= Data extract =

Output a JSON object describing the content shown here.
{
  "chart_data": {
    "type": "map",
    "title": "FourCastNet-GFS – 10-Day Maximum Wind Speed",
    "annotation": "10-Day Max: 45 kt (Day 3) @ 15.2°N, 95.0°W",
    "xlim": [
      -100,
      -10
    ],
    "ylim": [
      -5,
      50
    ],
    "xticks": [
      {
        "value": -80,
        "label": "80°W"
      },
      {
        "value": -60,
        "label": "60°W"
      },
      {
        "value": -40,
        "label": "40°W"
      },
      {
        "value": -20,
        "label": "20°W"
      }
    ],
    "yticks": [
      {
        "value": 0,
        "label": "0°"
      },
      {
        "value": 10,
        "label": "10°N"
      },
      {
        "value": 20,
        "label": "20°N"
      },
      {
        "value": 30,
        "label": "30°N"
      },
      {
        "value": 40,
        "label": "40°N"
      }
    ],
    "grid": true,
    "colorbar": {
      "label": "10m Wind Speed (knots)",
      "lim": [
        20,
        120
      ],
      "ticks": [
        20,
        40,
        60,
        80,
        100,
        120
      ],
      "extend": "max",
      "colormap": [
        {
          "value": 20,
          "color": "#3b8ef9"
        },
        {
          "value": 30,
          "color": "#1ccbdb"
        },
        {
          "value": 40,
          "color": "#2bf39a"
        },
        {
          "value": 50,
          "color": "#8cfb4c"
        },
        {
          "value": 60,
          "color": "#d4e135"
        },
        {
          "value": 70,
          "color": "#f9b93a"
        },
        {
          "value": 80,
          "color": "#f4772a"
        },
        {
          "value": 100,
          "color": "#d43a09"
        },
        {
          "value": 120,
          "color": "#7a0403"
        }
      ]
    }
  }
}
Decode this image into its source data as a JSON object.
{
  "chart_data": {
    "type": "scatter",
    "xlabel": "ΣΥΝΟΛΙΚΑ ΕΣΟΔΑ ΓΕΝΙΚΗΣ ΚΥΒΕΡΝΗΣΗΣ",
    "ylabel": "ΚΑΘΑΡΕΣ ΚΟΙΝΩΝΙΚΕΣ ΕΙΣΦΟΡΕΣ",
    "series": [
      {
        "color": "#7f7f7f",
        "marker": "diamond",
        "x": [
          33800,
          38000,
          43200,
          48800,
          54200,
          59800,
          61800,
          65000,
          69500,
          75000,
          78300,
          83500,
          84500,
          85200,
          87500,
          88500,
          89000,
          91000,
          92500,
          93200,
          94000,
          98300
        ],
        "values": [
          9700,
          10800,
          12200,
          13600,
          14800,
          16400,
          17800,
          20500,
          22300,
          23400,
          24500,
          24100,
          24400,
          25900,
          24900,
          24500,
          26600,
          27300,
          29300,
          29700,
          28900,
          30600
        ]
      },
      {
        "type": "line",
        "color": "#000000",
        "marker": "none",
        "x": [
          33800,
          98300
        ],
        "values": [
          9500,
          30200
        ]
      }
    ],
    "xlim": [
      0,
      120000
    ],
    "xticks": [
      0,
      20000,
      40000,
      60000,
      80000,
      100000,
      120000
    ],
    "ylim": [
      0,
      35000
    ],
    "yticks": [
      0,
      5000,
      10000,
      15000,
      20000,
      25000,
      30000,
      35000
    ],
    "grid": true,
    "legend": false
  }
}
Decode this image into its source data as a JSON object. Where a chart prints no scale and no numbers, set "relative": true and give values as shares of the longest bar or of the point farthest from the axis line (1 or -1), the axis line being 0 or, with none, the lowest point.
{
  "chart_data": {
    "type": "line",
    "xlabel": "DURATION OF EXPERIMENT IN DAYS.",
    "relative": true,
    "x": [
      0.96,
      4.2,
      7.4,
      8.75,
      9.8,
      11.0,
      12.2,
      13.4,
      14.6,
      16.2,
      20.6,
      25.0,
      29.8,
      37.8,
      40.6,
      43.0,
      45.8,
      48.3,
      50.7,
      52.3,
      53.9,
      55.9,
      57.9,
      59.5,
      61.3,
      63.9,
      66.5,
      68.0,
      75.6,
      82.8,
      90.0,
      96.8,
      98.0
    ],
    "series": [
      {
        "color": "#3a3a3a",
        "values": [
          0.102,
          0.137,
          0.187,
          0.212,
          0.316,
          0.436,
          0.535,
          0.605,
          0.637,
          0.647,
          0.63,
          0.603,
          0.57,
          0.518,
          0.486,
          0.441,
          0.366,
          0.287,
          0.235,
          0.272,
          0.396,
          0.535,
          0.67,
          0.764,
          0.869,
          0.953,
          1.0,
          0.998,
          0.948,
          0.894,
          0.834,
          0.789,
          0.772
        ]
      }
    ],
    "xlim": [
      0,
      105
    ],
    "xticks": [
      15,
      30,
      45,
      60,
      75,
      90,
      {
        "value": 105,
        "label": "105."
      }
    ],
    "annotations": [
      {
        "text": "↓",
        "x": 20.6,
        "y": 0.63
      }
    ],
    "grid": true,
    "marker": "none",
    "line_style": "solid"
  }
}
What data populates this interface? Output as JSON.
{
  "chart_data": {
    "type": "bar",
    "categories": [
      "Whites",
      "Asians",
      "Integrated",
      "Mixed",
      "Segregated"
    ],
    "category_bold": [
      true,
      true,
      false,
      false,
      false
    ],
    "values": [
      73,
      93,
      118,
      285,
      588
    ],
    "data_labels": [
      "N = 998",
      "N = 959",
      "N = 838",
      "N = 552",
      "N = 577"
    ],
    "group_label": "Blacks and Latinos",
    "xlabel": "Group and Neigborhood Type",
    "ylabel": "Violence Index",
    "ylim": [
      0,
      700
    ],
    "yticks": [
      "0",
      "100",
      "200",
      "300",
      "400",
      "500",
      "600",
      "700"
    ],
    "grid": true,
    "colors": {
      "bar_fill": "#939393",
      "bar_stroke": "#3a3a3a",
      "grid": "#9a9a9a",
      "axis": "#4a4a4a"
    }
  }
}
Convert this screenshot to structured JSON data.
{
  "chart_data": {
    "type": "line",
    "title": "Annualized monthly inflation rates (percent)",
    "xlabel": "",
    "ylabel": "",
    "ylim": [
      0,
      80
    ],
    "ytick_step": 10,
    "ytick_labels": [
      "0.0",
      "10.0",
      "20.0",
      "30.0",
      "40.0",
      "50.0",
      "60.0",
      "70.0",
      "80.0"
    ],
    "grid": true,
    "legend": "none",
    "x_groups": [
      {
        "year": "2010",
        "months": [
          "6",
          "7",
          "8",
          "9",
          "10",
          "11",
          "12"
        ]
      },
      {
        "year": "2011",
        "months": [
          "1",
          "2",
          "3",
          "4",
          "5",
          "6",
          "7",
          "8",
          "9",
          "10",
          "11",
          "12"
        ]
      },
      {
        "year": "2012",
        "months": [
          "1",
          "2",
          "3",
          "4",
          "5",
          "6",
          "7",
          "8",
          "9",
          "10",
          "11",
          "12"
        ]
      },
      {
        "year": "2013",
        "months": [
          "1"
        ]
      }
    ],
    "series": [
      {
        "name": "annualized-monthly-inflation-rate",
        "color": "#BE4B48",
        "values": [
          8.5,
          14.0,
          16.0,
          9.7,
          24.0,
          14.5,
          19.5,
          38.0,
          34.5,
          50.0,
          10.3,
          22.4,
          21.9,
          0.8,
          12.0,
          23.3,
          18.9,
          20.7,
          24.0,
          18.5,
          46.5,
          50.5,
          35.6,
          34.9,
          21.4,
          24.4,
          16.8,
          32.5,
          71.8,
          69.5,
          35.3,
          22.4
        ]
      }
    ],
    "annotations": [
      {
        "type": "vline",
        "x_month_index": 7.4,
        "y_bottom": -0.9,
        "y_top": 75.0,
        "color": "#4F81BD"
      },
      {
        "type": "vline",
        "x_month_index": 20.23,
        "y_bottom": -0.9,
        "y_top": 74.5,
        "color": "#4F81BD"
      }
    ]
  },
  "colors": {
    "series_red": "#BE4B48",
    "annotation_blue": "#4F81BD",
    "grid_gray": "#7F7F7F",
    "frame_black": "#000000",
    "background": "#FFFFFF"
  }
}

= Goal of the exercise =
Select every line of the records holding the string "ylabel".

= Solution to this exercise =
    "ylabel": "ΚΑΘΑΡΕΣ ΚΟΙΝΩΝΙΚΕΣ ΕΙΣΦΟΡΕΣ",
    "ylabel": "Violence Index",
    "ylabel": "",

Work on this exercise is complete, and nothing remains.